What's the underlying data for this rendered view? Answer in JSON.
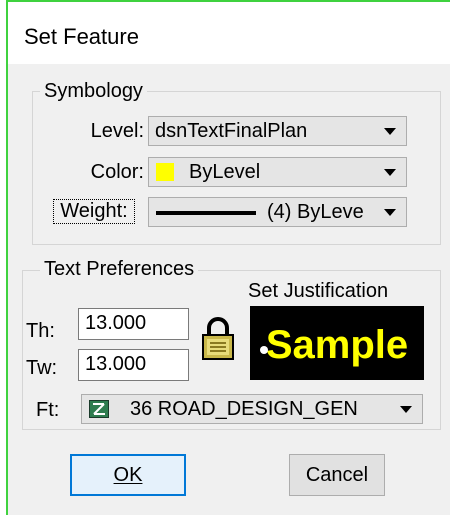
{
  "window": {
    "title": "Set Feature"
  },
  "symbology": {
    "group_label": "Symbology",
    "level_label": "Level:",
    "level_value": "dsnTextFinalPlan",
    "color_label": "Color:",
    "color_value": "ByLevel",
    "color_swatch": "#ffff00",
    "weight_label": "Weight:",
    "weight_value": "(4) ByLeve"
  },
  "text_prefs": {
    "group_label": "Text Preferences",
    "justification_label": "Set Justification",
    "th_label": "Th:",
    "th_value": "13.000",
    "tw_label": "Tw:",
    "tw_value": "13.000",
    "ft_label": "Ft:",
    "ft_value": "36 ROAD_DESIGN_GEN",
    "sample_text": "Sample"
  },
  "buttons": {
    "ok": "OK",
    "cancel": "Cancel"
  }
}
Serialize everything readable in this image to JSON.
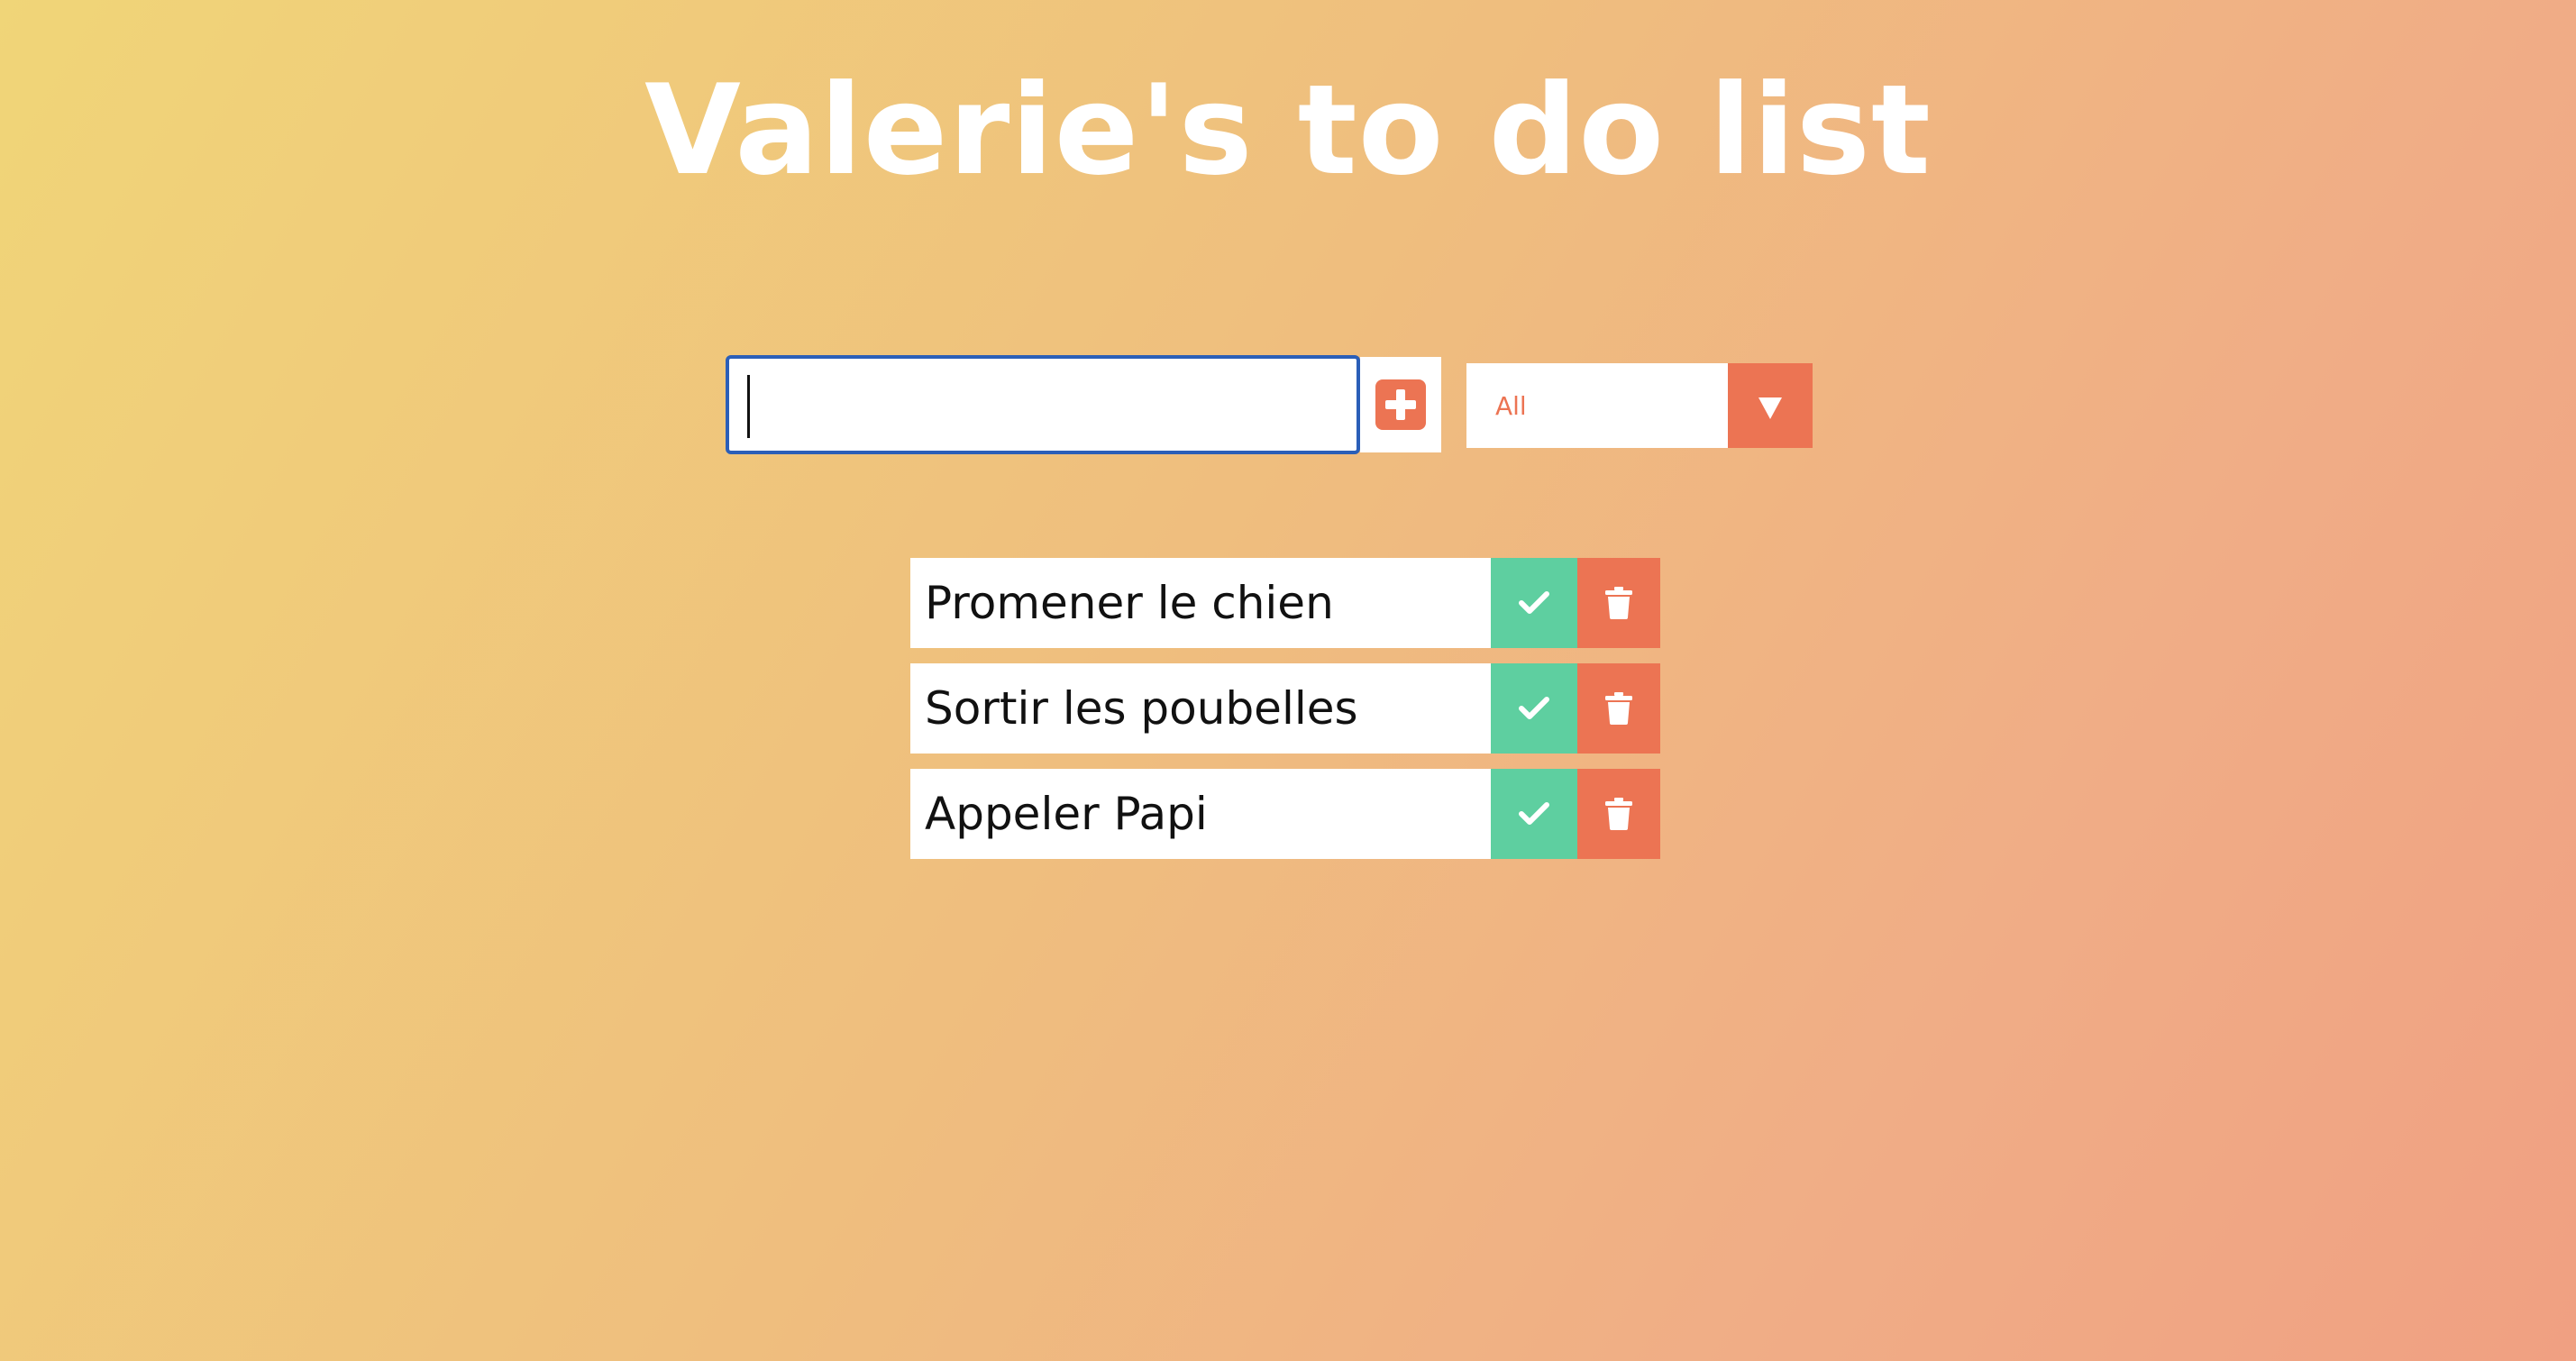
{
  "header": {
    "title": "Valerie's to do list"
  },
  "add_form": {
    "input_value": "",
    "add_icon": "plus-square-icon"
  },
  "filter": {
    "selected": "All",
    "arrow_icon": "caret-down-icon"
  },
  "todos": [
    {
      "text": "Promener le chien"
    },
    {
      "text": "Sortir les poubelles"
    },
    {
      "text": "Appeler Papi"
    }
  ],
  "colors": {
    "accent": "#ec7453",
    "complete": "#5ecfa0",
    "input_focus": "#2b5fb8"
  }
}
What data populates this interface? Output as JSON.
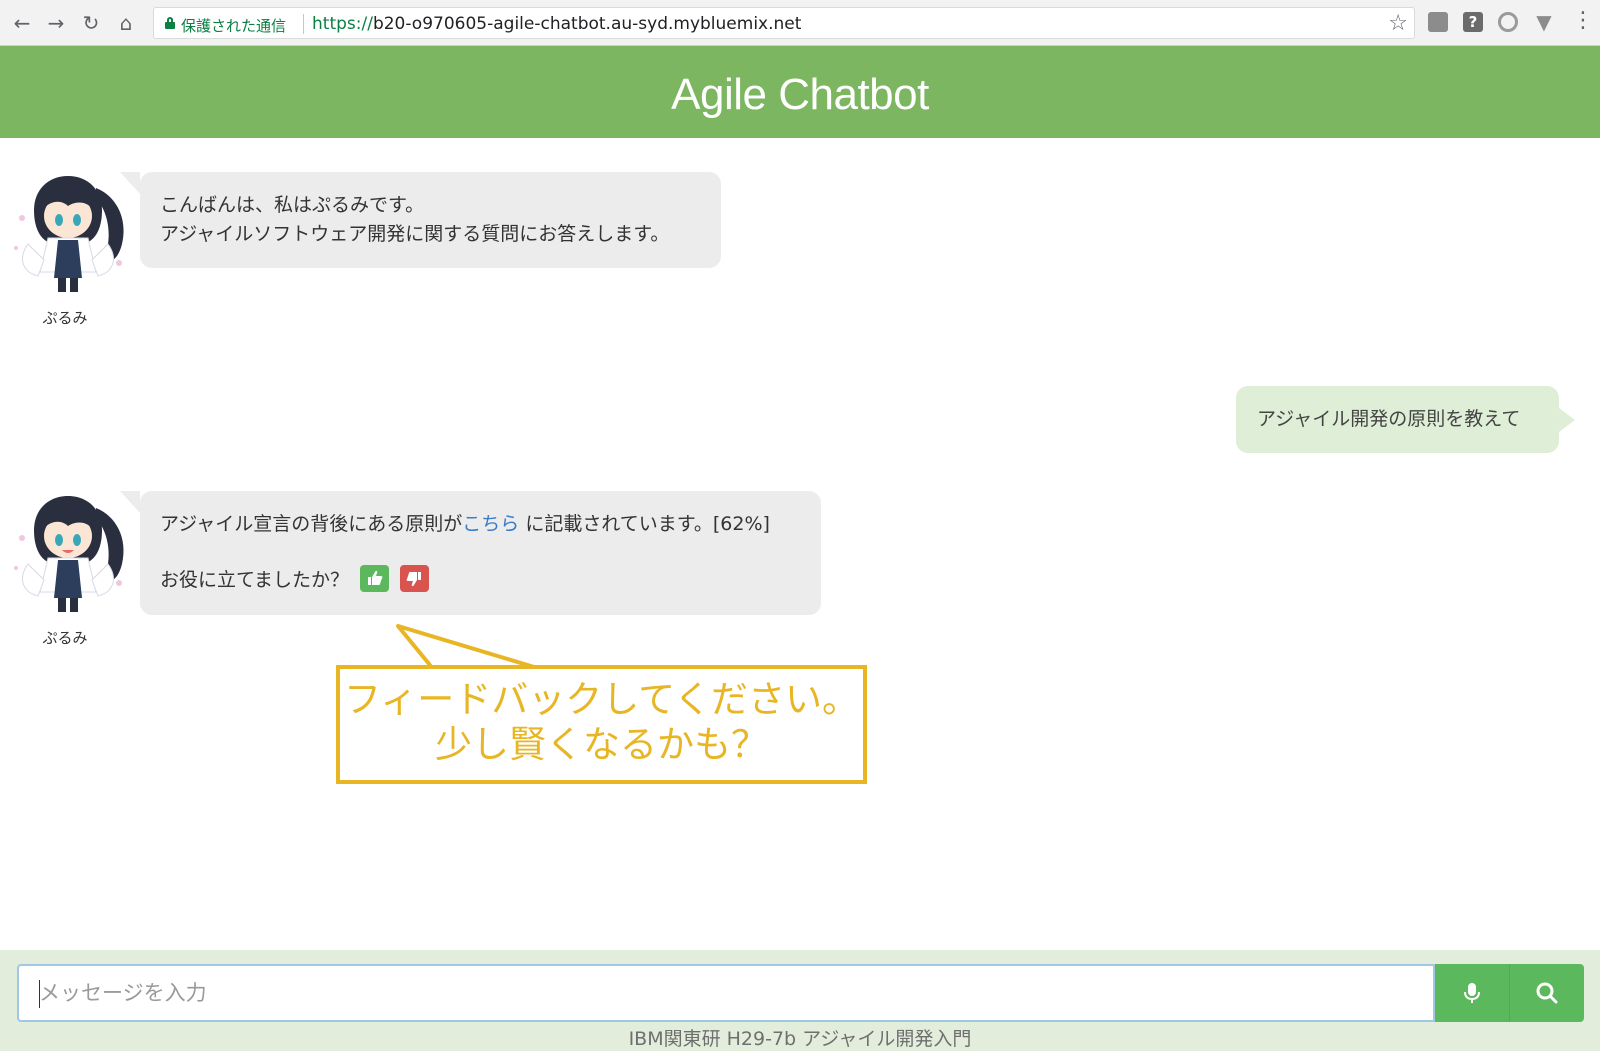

■ ■ ■

■ **Short task**
Return every line above that contains the word "data".

■ **Solution**
What's the underlying data for this rendered view? Answer in JSON.
What data populates this interface? Output as JSON.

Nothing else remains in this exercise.